Goal: Exactly as given, repeat all of the entries.

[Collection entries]
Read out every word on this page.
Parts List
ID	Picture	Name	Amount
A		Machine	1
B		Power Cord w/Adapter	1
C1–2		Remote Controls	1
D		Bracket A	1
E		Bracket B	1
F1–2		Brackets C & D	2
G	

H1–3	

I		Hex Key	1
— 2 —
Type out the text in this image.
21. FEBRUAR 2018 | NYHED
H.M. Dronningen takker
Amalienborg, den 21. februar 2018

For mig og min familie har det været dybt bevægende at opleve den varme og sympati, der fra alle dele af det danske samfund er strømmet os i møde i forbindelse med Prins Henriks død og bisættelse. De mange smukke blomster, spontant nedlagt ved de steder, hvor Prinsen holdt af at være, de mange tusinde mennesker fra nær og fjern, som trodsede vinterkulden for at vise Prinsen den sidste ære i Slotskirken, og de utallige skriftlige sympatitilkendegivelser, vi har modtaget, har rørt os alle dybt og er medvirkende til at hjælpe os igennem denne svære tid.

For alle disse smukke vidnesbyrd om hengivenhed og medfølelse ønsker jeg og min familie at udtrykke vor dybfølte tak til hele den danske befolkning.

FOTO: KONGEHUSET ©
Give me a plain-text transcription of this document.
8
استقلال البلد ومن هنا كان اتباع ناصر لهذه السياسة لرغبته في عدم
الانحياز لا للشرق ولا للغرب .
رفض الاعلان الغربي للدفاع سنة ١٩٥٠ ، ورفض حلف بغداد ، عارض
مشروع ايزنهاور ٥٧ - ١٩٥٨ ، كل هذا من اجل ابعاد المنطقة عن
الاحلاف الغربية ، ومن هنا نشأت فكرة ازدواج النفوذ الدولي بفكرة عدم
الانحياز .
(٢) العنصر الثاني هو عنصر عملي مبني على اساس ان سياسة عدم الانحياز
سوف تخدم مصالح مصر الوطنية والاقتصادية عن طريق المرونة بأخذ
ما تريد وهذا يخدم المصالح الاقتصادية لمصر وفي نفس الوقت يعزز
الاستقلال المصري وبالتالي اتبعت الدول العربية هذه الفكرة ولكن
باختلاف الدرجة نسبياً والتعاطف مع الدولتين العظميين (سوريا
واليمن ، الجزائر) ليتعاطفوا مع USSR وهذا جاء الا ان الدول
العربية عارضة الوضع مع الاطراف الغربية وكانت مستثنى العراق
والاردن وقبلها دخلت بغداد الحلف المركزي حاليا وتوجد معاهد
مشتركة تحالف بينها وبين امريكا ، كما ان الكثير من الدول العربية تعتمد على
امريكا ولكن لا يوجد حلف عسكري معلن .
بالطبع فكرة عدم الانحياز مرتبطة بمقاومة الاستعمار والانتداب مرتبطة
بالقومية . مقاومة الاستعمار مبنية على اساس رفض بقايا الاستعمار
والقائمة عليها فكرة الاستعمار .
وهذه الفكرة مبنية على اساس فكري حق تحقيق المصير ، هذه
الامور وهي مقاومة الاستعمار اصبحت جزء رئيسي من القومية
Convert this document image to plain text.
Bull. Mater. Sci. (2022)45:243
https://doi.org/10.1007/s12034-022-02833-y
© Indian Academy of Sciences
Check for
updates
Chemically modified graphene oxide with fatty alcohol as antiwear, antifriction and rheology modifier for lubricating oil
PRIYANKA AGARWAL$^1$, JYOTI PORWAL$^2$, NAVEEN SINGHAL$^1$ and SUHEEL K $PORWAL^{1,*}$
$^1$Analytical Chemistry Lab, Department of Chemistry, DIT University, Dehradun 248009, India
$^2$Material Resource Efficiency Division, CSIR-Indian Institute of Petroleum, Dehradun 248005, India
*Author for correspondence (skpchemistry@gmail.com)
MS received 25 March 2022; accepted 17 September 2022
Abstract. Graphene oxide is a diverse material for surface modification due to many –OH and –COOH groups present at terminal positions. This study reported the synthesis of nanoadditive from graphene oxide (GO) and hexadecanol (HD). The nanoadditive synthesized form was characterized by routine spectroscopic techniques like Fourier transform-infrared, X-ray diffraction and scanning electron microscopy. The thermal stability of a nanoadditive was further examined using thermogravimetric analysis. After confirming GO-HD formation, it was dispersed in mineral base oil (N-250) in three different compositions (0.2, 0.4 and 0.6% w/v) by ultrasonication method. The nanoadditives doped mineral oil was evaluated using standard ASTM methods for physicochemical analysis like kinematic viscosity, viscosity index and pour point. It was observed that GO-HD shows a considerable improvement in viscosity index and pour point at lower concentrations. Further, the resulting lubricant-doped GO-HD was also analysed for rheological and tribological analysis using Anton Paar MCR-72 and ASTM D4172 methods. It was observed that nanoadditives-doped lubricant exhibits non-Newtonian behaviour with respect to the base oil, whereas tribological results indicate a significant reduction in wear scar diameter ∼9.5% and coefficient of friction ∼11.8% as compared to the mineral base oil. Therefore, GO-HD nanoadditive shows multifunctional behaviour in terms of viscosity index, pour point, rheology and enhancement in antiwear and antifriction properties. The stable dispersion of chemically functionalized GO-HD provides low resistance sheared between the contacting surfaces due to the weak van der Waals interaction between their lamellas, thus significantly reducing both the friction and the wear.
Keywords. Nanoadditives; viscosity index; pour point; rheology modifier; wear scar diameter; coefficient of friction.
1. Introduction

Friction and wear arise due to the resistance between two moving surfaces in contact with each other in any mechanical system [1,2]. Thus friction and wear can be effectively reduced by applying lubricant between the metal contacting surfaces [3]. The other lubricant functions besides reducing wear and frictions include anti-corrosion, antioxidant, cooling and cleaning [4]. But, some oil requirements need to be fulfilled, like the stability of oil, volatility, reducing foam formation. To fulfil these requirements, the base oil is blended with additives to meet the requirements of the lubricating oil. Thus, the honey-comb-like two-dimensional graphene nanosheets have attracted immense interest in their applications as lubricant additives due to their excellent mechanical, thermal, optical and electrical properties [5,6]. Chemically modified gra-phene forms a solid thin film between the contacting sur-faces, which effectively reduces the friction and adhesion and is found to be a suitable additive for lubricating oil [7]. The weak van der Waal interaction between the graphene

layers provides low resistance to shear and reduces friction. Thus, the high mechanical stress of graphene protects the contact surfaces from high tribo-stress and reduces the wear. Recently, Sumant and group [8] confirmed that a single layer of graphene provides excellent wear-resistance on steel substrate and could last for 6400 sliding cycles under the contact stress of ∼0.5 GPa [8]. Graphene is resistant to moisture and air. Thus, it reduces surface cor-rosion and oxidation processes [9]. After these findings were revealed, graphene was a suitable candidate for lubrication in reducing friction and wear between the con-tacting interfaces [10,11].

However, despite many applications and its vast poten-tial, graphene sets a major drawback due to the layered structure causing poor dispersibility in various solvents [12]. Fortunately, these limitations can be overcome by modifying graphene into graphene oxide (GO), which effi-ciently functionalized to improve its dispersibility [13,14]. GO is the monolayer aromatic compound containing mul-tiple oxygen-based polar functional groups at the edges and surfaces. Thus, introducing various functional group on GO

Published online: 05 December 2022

Reply to the task:
Read out every word on this page.
Parts List
ID	Picture	Name	Amount
A		Machine	1
B		Power Cord w/Adapter	1
C1–2		Remote Controls	1
D		Bracket A	1
E		Bracket B	1
F1–2		Brackets C & D	2
G	

H1–3	

I		Hex Key	1
— 2 —
Type out the text in this image.
21. FEBRUAR 2018 | NYHED
H.M. Dronningen takker
Amalienborg, den 21. februar 2018

For mig og min familie har det været dybt bevægende at opleve den varme og sympati, der fra alle dele af det danske samfund er strømmet os i møde i forbindelse med Prins Henriks død og bisættelse. De mange smukke blomster, spontant nedlagt ved de steder, hvor Prinsen holdt af at være, de mange tusinde mennesker fra nær og fjern, som trodsede vinterkulden for at vise Prinsen den sidste ære i Slotskirken, og de utallige skriftlige sympatitilkendegivelser, vi har modtaget, har rørt os alle dybt og er medvirkende til at hjælpe os igennem denne svære tid.

For alle disse smukke vidnesbyrd om hengivenhed og medfølelse ønsker jeg og min familie at udtrykke vor dybfølte tak til hele den danske befolkning.

FOTO: KONGEHUSET ©
Give me a plain-text transcription of this document.
8
استقلال البلد ومن هنا كان اتباع ناصر لهذه السياسة لرغبته في عدم
الانحياز لا للشرق ولا للغرب .
رفض الاعلان الغربي للدفاع سنة ١٩٥٠ ، ورفض حلف بغداد ، عارض
مشروع ايزنهاور ٥٧ - ١٩٥٨ ، كل هذا من اجل ابعاد المنطقة عن
الاحلاف الغربية ، ومن هنا نشأت فكرة ازدواج النفوذ الدولي بفكرة عدم
الانحياز .
(٢) العنصر الثاني هو عنصر عملي مبني على اساس ان سياسة عدم الانحياز
سوف تخدم مصالح مصر الوطنية والاقتصادية عن طريق المرونة بأخذ
ما تريد وهذا يخدم المصالح الاقتصادية لمصر وفي نفس الوقت يعزز
الاستقلال المصري وبالتالي اتبعت الدول العربية هذه الفكرة ولكن
باختلاف الدرجة نسبياً والتعاطف مع الدولتين العظميين (سوريا
واليمن ، الجزائر) ليتعاطفوا مع USSR وهذا جاء الا ان الدول
العربية عارضة الوضع مع الاطراف الغربية وكانت مستثنى العراق
والاردن وقبلها دخلت بغداد الحلف المركزي حاليا وتوجد معاهد
مشتركة تحالف بينها وبين امريكا ، كما ان الكثير من الدول العربية تعتمد على
امريكا ولكن لا يوجد حلف عسكري معلن .
بالطبع فكرة عدم الانحياز مرتبطة بمقاومة الاستعمار والانتداب مرتبطة
بالقومية . مقاومة الاستعمار مبنية على اساس رفض بقايا الاستعمار
والقائمة عليها فكرة الاستعمار .
وهذه الفكرة مبنية على اساس فكري حق تحقيق المصير ، هذه
الامور وهي مقاومة الاستعمار اصبحت جزء رئيسي من القومية
Convert this document image to plain text.
Bull. Mater. Sci. (2022)45:243
https://doi.org/10.1007/s12034-022-02833-y
© Indian Academy of Sciences
Check for
updates
Chemically modified graphene oxide with fatty alcohol as antiwear, antifriction and rheology modifier for lubricating oil
PRIYANKA AGARWAL$^1$, JYOTI PORWAL$^2$, NAVEEN SINGHAL$^1$ and SUHEEL K $PORWAL^{1,*}$
$^1$Analytical Chemistry Lab, Department of Chemistry, DIT University, Dehradun 248009, India
$^2$Material Resource Efficiency Division, CSIR-Indian Institute of Petroleum, Dehradun 248005, India
*Author for correspondence (skpchemistry@gmail.com)
MS received 25 March 2022; accepted 17 September 2022
Abstract. Graphene oxide is a diverse material for surface modification due to many –OH and –COOH groups present at terminal positions. This study reported the synthesis of nanoadditive from graphene oxide (GO) and hexadecanol (HD). The nanoadditive synthesized form was characterized by routine spectroscopic techniques like Fourier transform-infrared, X-ray diffraction and scanning electron microscopy. The thermal stability of a nanoadditive was further examined using thermogravimetric analysis. After confirming GO-HD formation, it was dispersed in mineral base oil (N-250) in three different compositions (0.2, 0.4 and 0.6% w/v) by ultrasonication method. The nanoadditives doped mineral oil was evaluated using standard ASTM methods for physicochemical analysis like kinematic viscosity, viscosity index and pour point. It was observed that GO-HD shows a considerable improvement in viscosity index and pour point at lower concentrations. Further, the resulting lubricant-doped GO-HD was also analysed for rheological and tribological analysis using Anton Paar MCR-72 and ASTM D4172 methods. It was observed that nanoadditives-doped lubricant exhibits non-Newtonian behaviour with respect to the base oil, whereas tribological results indicate a significant reduction in wear scar diameter ∼9.5% and coefficient of friction ∼11.8% as compared to the mineral base oil. Therefore, GO-HD nanoadditive shows multifunctional behaviour in terms of viscosity index, pour point, rheology and enhancement in antiwear and antifriction properties. The stable dispersion of chemically functionalized GO-HD provides low resistance sheared between the contacting surfaces due to the weak van der Waals interaction between their lamellas, thus significantly reducing both the friction and the wear.
Keywords. Nanoadditives; viscosity index; pour point; rheology modifier; wear scar diameter; coefficient of friction.
1. Introduction

Friction and wear arise due to the resistance between two moving surfaces in contact with each other in any mechanical system [1,2]. Thus friction and wear can be effectively reduced by applying lubricant between the metal contacting surfaces [3]. The other lubricant functions besides reducing wear and frictions include anti-corrosion, antioxidant, cooling and cleaning [4]. But, some oil requirements need to be fulfilled, like the stability of oil, volatility, reducing foam formation. To fulfil these requirements, the base oil is blended with additives to meet the requirements of the lubricating oil. Thus, the honey-comb-like two-dimensional graphene nanosheets have attracted immense interest in their applications as lubricant additives due to their excellent mechanical, thermal, optical and electrical properties [5,6]. Chemically modified gra-phene forms a solid thin film between the contacting sur-faces, which effectively reduces the friction and adhesion and is found to be a suitable additive for lubricating oil [7]. The weak van der Waal interaction between the graphene

layers provides low resistance to shear and reduces friction. Thus, the high mechanical stress of graphene protects the contact surfaces from high tribo-stress and reduces the wear. Recently, Sumant and group [8] confirmed that a single layer of graphene provides excellent wear-resistance on steel substrate and could last for 6400 sliding cycles under the contact stress of ∼0.5 GPa [8]. Graphene is resistant to moisture and air. Thus, it reduces surface cor-rosion and oxidation processes [9]. After these findings were revealed, graphene was a suitable candidate for lubrication in reducing friction and wear between the con-tacting interfaces [10,11].

However, despite many applications and its vast poten-tial, graphene sets a major drawback due to the layered structure causing poor dispersibility in various solvents [12]. Fortunately, these limitations can be overcome by modifying graphene into graphene oxide (GO), which effi-ciently functionalized to improve its dispersibility [13,14]. GO is the monolayer aromatic compound containing mul-tiple oxygen-based polar functional groups at the edges and surfaces. Thus, introducing various functional group on GO

Published online: 05 December 2022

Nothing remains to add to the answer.